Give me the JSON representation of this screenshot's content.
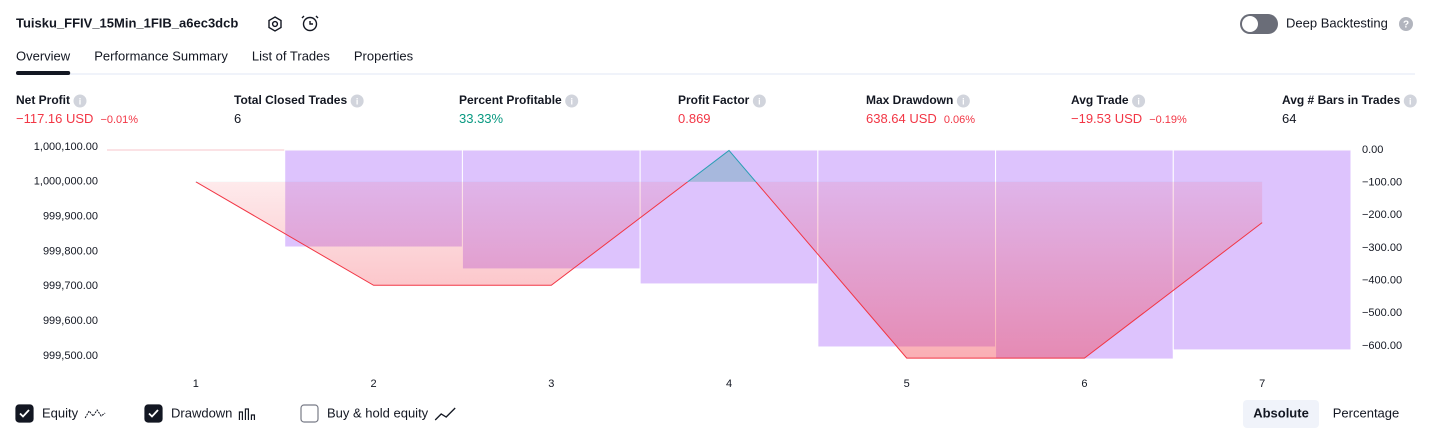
{
  "header": {
    "title": "Tuisku_FFIV_15Min_1FIB_a6ec3dcb",
    "toggle": "Deep Backtesting",
    "toggle_on": false
  },
  "tabs": [
    "Overview",
    "Performance Summary",
    "List of Trades",
    "Properties"
  ],
  "active_tab": 0,
  "metrics": [
    {
      "label": "Net Profit",
      "value": "−117.16 USD",
      "extra": "−0.01%",
      "color": "#f23645"
    },
    {
      "label": "Total Closed Trades",
      "value": "6",
      "color": "#131722"
    },
    {
      "label": "Percent Profitable",
      "value": "33.33%",
      "color": "#089981"
    },
    {
      "label": "Profit Factor",
      "value": "0.869",
      "color": "#f23645"
    },
    {
      "label": "Max Drawdown",
      "value": "638.64 USD",
      "extra": "0.06%",
      "color": "#f23645"
    },
    {
      "label": "Avg Trade",
      "value": "−19.53 USD",
      "extra": "−0.19%",
      "color": "#f23645"
    },
    {
      "label": "Avg # Bars in Trades",
      "value": "64",
      "color": "#131722"
    }
  ],
  "chart_data": {
    "type": "combo",
    "categories": [
      "1",
      "2",
      "3",
      "4",
      "5",
      "6",
      "7"
    ],
    "series": [
      {
        "name": "Equity",
        "type": "line",
        "color": "#f23645",
        "visible": true,
        "values": [
          1000000,
          999703,
          999703,
          1000090,
          999494,
          999494,
          999882.84
        ]
      },
      {
        "name": "Drawdown",
        "type": "bar",
        "axis": "y2",
        "color": "#dcc0fd",
        "visible": true,
        "values": [
          null,
          -297,
          -364,
          -410,
          -603,
          -640,
          -612
        ]
      }
    ],
    "ylim": [
      999500,
      1000100
    ],
    "yticks": [
      {
        "value": 1000100,
        "label": "1,000,100.00"
      },
      {
        "value": 1000000,
        "label": "1,000,000.00"
      },
      {
        "value": 999900,
        "label": "999,900.00"
      },
      {
        "value": 999800,
        "label": "999,800.00"
      },
      {
        "value": 999700,
        "label": "999,700.00"
      },
      {
        "value": 999600,
        "label": "999,600.00"
      },
      {
        "value": 999500,
        "label": "999,500.00"
      }
    ],
    "y2lim": [
      -600,
      0
    ],
    "y2ticks": [
      {
        "value": 0,
        "label": "0.00"
      },
      {
        "value": -100,
        "label": "−100.00"
      },
      {
        "value": -200,
        "label": "−200.00"
      },
      {
        "value": -300,
        "label": "−300.00"
      },
      {
        "value": -400,
        "label": "−400.00"
      },
      {
        "value": -500,
        "label": "−500.00"
      },
      {
        "value": -600,
        "label": "−600.00"
      }
    ],
    "grid": false
  },
  "extra_legend": {
    "label": "Buy & hold equity",
    "checked": false
  },
  "buttons": [
    "Absolute",
    "Percentage"
  ],
  "active_button": 0
}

::::

_Task_
Repeat the material above in full and exactly, apart from the pictures.

_Response_
Give me the JSON representation of this screenshot's content.
{
  "header": {
    "title": "Tuisku_FFIV_15Min_1FIB_a6ec3dcb",
    "toggle": "Deep Backtesting",
    "toggle_on": false
  },
  "tabs": [
    "Overview",
    "Performance Summary",
    "List of Trades",
    "Properties"
  ],
  "active_tab": 0,
  "metrics": [
    {
      "label": "Net Profit",
      "value": "−117.16 USD",
      "extra": "−0.01%",
      "color": "#f23645"
    },
    {
      "label": "Total Closed Trades",
      "value": "6",
      "color": "#131722"
    },
    {
      "label": "Percent Profitable",
      "value": "33.33%",
      "color": "#089981"
    },
    {
      "label": "Profit Factor",
      "value": "0.869",
      "color": "#f23645"
    },
    {
      "label": "Max Drawdown",
      "value": "638.64 USD",
      "extra": "0.06%",
      "color": "#f23645"
    },
    {
      "label": "Avg Trade",
      "value": "−19.53 USD",
      "extra": "−0.19%",
      "color": "#f23645"
    },
    {
      "label": "Avg # Bars in Trades",
      "value": "64",
      "color": "#131722"
    }
  ],
  "chart_data": {
    "type": "combo",
    "categories": [
      "1",
      "2",
      "3",
      "4",
      "5",
      "6",
      "7"
    ],
    "series": [
      {
        "name": "Equity",
        "type": "line",
        "color": "#f23645",
        "visible": true,
        "values": [
          1000000,
          999703,
          999703,
          1000090,
          999494,
          999494,
          999882.84
        ]
      },
      {
        "name": "Drawdown",
        "type": "bar",
        "axis": "y2",
        "color": "#dcc0fd",
        "visible": true,
        "values": [
          null,
          -297,
          -364,
          -410,
          -603,
          -640,
          -612
        ]
      }
    ],
    "ylim": [
      999500,
      1000100
    ],
    "yticks": [
      {
        "value": 1000100,
        "label": "1,000,100.00"
      },
      {
        "value": 1000000,
        "label": "1,000,000.00"
      },
      {
        "value": 999900,
        "label": "999,900.00"
      },
      {
        "value": 999800,
        "label": "999,800.00"
      },
      {
        "value": 999700,
        "label": "999,700.00"
      },
      {
        "value": 999600,
        "label": "999,600.00"
      },
      {
        "value": 999500,
        "label": "999,500.00"
      }
    ],
    "y2lim": [
      -600,
      0
    ],
    "y2ticks": [
      {
        "value": 0,
        "label": "0.00"
      },
      {
        "value": -100,
        "label": "−100.00"
      },
      {
        "value": -200,
        "label": "−200.00"
      },
      {
        "value": -300,
        "label": "−300.00"
      },
      {
        "value": -400,
        "label": "−400.00"
      },
      {
        "value": -500,
        "label": "−500.00"
      },
      {
        "value": -600,
        "label": "−600.00"
      }
    ],
    "grid": false
  },
  "extra_legend": {
    "label": "Buy & hold equity",
    "checked": false
  },
  "buttons": [
    "Absolute",
    "Percentage"
  ],
  "active_button": 0
}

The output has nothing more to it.